-- start DATA FOR THE TASK --

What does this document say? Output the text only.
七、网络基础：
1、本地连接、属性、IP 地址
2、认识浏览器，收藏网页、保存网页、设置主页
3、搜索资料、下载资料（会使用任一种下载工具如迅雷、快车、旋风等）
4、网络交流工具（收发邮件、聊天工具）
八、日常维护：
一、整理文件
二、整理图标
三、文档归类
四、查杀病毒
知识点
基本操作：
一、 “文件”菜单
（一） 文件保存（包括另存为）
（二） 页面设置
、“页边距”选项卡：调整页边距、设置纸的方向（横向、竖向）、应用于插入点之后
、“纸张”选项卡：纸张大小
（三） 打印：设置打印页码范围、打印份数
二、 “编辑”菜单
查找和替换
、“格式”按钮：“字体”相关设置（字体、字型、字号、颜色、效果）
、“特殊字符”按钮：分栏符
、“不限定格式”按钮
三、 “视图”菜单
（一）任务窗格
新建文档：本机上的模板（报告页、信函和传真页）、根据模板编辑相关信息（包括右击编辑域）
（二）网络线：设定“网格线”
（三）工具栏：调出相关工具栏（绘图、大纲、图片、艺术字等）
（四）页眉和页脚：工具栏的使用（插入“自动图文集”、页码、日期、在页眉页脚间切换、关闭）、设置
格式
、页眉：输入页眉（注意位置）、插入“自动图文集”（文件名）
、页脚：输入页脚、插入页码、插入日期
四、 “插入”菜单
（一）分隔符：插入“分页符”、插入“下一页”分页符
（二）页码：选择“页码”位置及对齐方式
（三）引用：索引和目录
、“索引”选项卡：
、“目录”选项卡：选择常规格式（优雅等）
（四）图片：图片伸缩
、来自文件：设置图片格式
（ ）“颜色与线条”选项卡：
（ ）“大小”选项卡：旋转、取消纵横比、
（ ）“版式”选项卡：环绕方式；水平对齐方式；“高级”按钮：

-- end DATA FOR THE TASK --

PROBLEM DETAILS ▸
Gather each line in these records that contains the string "自动图文集".

RESPONSE TO THE TASK ▸
（四）页眉和页脚：工具栏的使用（插入“自动图文集”、页码、日期、在页眉页脚间切换、关闭）、设置
、页眉：输入页眉（注意位置）、插入“自动图文集”（文件名）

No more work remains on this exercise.